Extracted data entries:
####################

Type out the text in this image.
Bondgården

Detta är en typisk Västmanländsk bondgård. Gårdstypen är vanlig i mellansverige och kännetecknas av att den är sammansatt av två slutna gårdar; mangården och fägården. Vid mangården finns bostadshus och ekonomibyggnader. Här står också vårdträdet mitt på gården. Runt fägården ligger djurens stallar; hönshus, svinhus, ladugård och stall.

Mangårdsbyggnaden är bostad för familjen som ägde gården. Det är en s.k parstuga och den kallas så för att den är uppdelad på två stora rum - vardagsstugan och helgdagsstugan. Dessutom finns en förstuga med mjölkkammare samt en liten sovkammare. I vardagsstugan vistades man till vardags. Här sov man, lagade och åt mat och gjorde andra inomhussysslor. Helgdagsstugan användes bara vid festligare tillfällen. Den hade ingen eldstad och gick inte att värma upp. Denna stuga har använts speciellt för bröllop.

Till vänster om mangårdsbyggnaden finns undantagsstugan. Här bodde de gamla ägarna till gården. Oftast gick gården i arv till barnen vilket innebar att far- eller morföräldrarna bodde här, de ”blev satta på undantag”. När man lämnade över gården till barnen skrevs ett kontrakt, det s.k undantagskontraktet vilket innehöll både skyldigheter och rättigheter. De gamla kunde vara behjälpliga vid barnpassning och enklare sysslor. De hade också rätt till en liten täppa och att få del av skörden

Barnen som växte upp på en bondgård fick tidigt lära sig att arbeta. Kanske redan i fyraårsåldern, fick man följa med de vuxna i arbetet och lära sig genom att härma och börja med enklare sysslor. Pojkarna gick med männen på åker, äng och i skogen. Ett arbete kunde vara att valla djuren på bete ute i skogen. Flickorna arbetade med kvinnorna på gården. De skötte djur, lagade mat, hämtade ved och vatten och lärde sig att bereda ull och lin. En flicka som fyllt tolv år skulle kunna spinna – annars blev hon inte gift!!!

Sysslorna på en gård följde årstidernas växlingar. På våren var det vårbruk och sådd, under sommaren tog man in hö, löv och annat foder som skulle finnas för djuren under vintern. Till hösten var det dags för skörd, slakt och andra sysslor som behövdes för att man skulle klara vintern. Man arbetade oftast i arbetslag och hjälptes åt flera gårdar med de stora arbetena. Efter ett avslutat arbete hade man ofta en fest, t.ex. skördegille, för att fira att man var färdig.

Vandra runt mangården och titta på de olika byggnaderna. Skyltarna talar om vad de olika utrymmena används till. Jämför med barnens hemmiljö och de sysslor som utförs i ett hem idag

####################

### Problem description
Bring together each line above where the string "kunde" turns up.

### Written response
Till vänster om mangårdsbyggnaden finns undantagsstugan. Här bodde de gamla ägarna till gården. Oftast gick gården i arv till barnen vilket innebar att far- eller morföräldrarna bodde här, de ”blev satta på undantag”. När man lämnade över gården till barnen skrevs ett kontrakt, det s.k undantagskontraktet vilket innehöll både skyldigheter och rättigheter. De gamla kunde vara behjälpliga vid barnpassning och enklare sysslor. De hade också rätt till en liten täppa och att få del av skörden
Barnen som växte upp på en bondgård fick tidigt lära sig att arbeta. Kanske redan i fyraårsåldern, fick man följa med de vuxna i arbetet och lära sig genom att härma och börja med enklare sysslor. Pojkarna gick med männen på åker, äng och i skogen. Ett arbete kunde vara att valla djuren på bete ute i skogen. Flickorna arbetade med kvinnorna på gården. De skötte djur, lagade mat, hämtade ved och vatten och lärde sig att bereda ull och lin. En flicka som fyllt tolv år skulle kunna spinna – annars blev hon inte gift!!!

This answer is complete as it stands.